SHORT PROBLEM — Reproduce the listing below line for line, without changing any character.

DATASET RECORDS —
===============

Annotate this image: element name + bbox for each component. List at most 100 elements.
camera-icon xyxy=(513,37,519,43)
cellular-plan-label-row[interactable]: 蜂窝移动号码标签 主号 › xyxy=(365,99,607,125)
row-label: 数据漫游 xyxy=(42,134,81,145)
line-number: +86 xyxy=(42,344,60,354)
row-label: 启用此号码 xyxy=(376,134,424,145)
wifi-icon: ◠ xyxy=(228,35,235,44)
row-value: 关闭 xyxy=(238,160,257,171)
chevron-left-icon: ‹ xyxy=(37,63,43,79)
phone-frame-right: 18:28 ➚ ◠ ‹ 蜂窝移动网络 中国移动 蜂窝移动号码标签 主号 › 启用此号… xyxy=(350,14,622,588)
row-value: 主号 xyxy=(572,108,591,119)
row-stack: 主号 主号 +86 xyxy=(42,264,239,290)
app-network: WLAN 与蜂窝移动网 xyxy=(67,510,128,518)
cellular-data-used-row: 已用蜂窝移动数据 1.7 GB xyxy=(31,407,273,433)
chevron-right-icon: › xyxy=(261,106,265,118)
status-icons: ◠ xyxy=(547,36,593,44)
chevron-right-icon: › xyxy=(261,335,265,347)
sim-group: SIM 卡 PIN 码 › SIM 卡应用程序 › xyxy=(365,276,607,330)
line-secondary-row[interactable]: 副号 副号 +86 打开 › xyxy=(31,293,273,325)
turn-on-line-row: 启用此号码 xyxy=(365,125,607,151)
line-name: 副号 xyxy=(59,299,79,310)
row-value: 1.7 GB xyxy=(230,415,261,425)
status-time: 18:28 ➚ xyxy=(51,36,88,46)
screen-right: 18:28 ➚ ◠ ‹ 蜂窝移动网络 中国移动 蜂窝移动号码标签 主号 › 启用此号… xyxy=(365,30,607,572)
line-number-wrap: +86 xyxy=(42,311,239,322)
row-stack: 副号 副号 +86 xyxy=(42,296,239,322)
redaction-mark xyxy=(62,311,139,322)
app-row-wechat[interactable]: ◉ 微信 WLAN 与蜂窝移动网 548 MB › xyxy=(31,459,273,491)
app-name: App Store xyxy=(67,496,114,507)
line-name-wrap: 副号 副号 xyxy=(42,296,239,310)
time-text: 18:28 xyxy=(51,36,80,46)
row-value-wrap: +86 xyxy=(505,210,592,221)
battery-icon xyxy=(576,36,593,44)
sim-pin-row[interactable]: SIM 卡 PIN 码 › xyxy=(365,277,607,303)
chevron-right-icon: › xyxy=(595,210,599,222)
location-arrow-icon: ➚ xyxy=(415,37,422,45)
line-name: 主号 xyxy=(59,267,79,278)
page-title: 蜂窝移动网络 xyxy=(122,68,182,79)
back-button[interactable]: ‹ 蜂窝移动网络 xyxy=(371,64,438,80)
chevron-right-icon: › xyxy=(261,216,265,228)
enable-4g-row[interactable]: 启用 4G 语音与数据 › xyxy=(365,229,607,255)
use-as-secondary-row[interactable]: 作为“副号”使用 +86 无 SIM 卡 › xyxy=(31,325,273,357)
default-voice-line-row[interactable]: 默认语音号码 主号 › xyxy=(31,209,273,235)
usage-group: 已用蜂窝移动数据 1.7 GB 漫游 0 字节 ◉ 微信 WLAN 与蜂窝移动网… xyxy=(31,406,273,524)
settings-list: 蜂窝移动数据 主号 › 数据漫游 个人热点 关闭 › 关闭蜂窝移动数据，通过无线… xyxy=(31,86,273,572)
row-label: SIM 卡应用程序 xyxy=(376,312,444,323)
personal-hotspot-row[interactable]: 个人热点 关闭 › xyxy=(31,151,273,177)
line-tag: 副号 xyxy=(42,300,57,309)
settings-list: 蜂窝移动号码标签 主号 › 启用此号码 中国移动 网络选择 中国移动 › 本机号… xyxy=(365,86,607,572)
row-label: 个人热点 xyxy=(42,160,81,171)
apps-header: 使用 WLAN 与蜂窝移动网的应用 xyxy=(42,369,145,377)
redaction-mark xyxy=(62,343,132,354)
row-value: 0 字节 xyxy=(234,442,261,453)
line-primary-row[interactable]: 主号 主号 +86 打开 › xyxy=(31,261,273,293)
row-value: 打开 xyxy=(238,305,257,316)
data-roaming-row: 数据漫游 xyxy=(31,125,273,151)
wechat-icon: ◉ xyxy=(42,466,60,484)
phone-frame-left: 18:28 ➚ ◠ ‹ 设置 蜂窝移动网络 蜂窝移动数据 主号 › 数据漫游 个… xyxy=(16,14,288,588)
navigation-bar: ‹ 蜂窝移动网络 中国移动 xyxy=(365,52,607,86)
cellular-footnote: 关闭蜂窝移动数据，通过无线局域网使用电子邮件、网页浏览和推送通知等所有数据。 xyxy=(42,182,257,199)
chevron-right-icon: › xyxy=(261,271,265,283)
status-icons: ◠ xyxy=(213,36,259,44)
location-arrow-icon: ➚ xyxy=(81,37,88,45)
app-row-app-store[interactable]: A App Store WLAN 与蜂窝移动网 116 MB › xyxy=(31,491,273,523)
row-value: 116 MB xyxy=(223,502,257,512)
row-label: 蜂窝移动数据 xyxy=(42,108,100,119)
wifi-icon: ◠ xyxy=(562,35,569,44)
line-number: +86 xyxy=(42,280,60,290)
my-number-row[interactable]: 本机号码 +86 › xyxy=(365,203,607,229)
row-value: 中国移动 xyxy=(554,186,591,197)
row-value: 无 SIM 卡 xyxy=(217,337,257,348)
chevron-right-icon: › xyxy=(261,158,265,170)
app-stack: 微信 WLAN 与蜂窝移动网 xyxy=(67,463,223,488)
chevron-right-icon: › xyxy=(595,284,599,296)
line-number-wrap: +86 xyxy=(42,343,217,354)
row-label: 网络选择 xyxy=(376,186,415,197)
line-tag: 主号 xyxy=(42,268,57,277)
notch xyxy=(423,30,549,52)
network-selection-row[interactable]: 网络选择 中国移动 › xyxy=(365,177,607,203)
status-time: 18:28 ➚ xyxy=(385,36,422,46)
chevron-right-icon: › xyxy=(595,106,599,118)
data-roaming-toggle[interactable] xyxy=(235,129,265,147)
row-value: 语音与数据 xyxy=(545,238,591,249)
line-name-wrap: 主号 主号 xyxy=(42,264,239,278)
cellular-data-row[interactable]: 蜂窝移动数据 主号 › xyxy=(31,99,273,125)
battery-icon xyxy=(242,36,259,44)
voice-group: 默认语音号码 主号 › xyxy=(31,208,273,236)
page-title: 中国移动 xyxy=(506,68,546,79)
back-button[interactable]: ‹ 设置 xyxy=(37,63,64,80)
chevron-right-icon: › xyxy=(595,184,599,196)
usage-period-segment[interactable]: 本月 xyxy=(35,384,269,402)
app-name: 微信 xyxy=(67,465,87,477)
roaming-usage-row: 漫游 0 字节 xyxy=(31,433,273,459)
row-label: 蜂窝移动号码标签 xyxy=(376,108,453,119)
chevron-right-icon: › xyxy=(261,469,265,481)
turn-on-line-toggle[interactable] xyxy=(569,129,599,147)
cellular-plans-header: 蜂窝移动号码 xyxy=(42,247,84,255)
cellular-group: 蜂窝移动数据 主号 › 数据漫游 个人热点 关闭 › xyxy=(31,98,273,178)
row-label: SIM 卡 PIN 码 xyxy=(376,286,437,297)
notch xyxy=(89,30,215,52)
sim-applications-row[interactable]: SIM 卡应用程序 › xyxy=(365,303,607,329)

===============

ANSWER IN FULL —
Annotate this image: element name + bbox for each component. List at most 100 elements.
camera-icon xyxy=(513,37,519,43)
cellular-plan-label-row[interactable]: 蜂窝移动号码标签 主号 › xyxy=(365,99,607,125)
row-label: 数据漫游 xyxy=(42,134,81,145)
line-number: +86 xyxy=(42,344,60,354)
row-label: 启用此号码 xyxy=(376,134,424,145)
wifi-icon: ◠ xyxy=(228,35,235,44)
row-value: 关闭 xyxy=(238,160,257,171)
chevron-left-icon: ‹ xyxy=(37,63,43,79)
phone-frame-right: 18:28 ➚ ◠ ‹ 蜂窝移动网络 中国移动 蜂窝移动号码标签 主号 › 启用此号… xyxy=(350,14,622,588)
row-value: 主号 xyxy=(572,108,591,119)
row-stack: 主号 主号 +86 xyxy=(42,264,239,290)
app-network: WLAN 与蜂窝移动网 xyxy=(67,510,128,518)
cellular-data-used-row: 已用蜂窝移动数据 1.7 GB xyxy=(31,407,273,433)
chevron-right-icon: › xyxy=(261,106,265,118)
status-icons: ◠ xyxy=(547,36,593,44)
chevron-right-icon: › xyxy=(261,335,265,347)
sim-group: SIM 卡 PIN 码 › SIM 卡应用程序 › xyxy=(365,276,607,330)
line-secondary-row[interactable]: 副号 副号 +86 打开 › xyxy=(31,293,273,325)
turn-on-line-row: 启用此号码 xyxy=(365,125,607,151)
line-name: 副号 xyxy=(59,299,79,310)
row-value: 1.7 GB xyxy=(230,415,261,425)
status-time: 18:28 ➚ xyxy=(51,36,88,46)
screen-right: 18:28 ➚ ◠ ‹ 蜂窝移动网络 中国移动 蜂窝移动号码标签 主号 › 启用此号… xyxy=(365,30,607,572)
line-number-wrap: +86 xyxy=(42,311,239,322)
row-stack: 副号 副号 +86 xyxy=(42,296,239,322)
redaction-mark xyxy=(62,311,139,322)
app-row-wechat[interactable]: ◉ 微信 WLAN 与蜂窝移动网 548 MB › xyxy=(31,459,273,491)
app-name: App Store xyxy=(67,496,114,507)
line-name-wrap: 副号 副号 xyxy=(42,296,239,310)
time-text: 18:28 xyxy=(51,36,80,46)
row-value-wrap: +86 xyxy=(505,210,592,221)
battery-icon xyxy=(576,36,593,44)
sim-pin-row[interactable]: SIM 卡 PIN 码 › xyxy=(365,277,607,303)
chevron-right-icon: › xyxy=(595,210,599,222)
location-arrow-icon: ➚ xyxy=(415,37,422,45)
line-name: 主号 xyxy=(59,267,79,278)
page-title: 蜂窝移动网络 xyxy=(122,68,182,79)
back-button[interactable]: ‹ 蜂窝移动网络 xyxy=(371,64,438,80)
chevron-right-icon: › xyxy=(261,216,265,228)
enable-4g-row[interactable]: 启用 4G 语音与数据 › xyxy=(365,229,607,255)
use-as-secondary-row[interactable]: 作为“副号”使用 +86 无 SIM 卡 › xyxy=(31,325,273,357)
default-voice-line-row[interactable]: 默认语音号码 主号 › xyxy=(31,209,273,235)
usage-group: 已用蜂窝移动数据 1.7 GB 漫游 0 字节 ◉ 微信 WLAN 与蜂窝移动网… xyxy=(31,406,273,524)
settings-list: 蜂窝移动数据 主号 › 数据漫游 个人热点 关闭 › 关闭蜂窝移动数据，通过无线… xyxy=(31,86,273,572)
row-label: SIM 卡应用程序 xyxy=(376,312,444,323)
personal-hotspot-row[interactable]: 个人热点 关闭 › xyxy=(31,151,273,177)
line-tag: 副号 xyxy=(42,300,57,309)
settings-list: 蜂窝移动号码标签 主号 › 启用此号码 中国移动 网络选择 中国移动 › 本机号… xyxy=(365,86,607,572)
row-label: 个人热点 xyxy=(42,160,81,171)
apps-header: 使用 WLAN 与蜂窝移动网的应用 xyxy=(42,369,145,377)
redaction-mark xyxy=(62,343,132,354)
row-value: 0 字节 xyxy=(234,442,261,453)
line-primary-row[interactable]: 主号 主号 +86 打开 › xyxy=(31,261,273,293)
row-value: 打开 xyxy=(238,305,257,316)
data-roaming-row: 数据漫游 xyxy=(31,125,273,151)
wechat-icon: ◉ xyxy=(42,466,60,484)
phone-frame-left: 18:28 ➚ ◠ ‹ 设置 蜂窝移动网络 蜂窝移动数据 主号 › 数据漫游 个… xyxy=(16,14,288,588)
navigation-bar: ‹ 蜂窝移动网络 中国移动 xyxy=(365,52,607,86)
cellular-footnote: 关闭蜂窝移动数据，通过无线局域网使用电子邮件、网页浏览和推送通知等所有数据。 xyxy=(42,182,257,199)
chevron-right-icon: › xyxy=(261,271,265,283)
status-icons: ◠ xyxy=(213,36,259,44)
location-arrow-icon: ➚ xyxy=(81,37,88,45)
app-row-app-store[interactable]: A App Store WLAN 与蜂窝移动网 116 MB › xyxy=(31,491,273,523)
row-value: 116 MB xyxy=(223,502,257,512)
row-label: 蜂窝移动数据 xyxy=(42,108,100,119)
wifi-icon: ◠ xyxy=(562,35,569,44)
line-number: +86 xyxy=(42,280,60,290)
my-number-row[interactable]: 本机号码 +86 › xyxy=(365,203,607,229)
row-value: 中国移动 xyxy=(554,186,591,197)
row-value: 无 SIM 卡 xyxy=(217,337,257,348)
chevron-right-icon: › xyxy=(261,158,265,170)
app-stack: 微信 WLAN 与蜂窝移动网 xyxy=(67,463,223,488)
chevron-right-icon: › xyxy=(595,284,599,296)
line-number-wrap: +86 xyxy=(42,343,217,354)
row-label: 网络选择 xyxy=(376,186,415,197)
line-tag: 主号 xyxy=(42,268,57,277)
notch xyxy=(423,30,549,52)
network-selection-row[interactable]: 网络选择 中国移动 › xyxy=(365,177,607,203)
status-time: 18:28 ➚ xyxy=(385,36,422,46)
chevron-right-icon: › xyxy=(595,106,599,118)
data-roaming-toggle[interactable] xyxy=(235,129,265,147)
row-value: 语音与数据 xyxy=(545,238,591,249)
line-name-wrap: 主号 主号 xyxy=(42,264,239,278)
cellular-data-row[interactable]: 蜂窝移动数据 主号 › xyxy=(31,99,273,125)
battery-icon xyxy=(242,36,259,44)
voice-group: 默认语音号码 主号 › xyxy=(31,208,273,236)
page-title: 中国移动 xyxy=(506,68,546,79)
back-button[interactable]: ‹ 设置 xyxy=(37,63,64,80)
chevron-right-icon: › xyxy=(595,184,599,196)
usage-period-segment[interactable]: 本月 xyxy=(35,384,269,402)
app-name: 微信 xyxy=(67,465,87,477)
roaming-usage-row: 漫游 0 字节 xyxy=(31,433,273,459)
row-label: 蜂窝移动号码标签 xyxy=(376,108,453,119)
chevron-right-icon: › xyxy=(261,469,265,481)
turn-on-line-toggle[interactable] xyxy=(569,129,599,147)
cellular-plans-header: 蜂窝移动号码 xyxy=(42,247,84,255)
cellular-group: 蜂窝移动数据 主号 › 数据漫游 个人热点 关闭 › xyxy=(31,98,273,178)
row-label: SIM 卡 PIN 码 xyxy=(376,286,437,297)
notch xyxy=(89,30,215,52)
sim-applications-row[interactable]: SIM 卡应用程序 › xyxy=(365,303,607,329)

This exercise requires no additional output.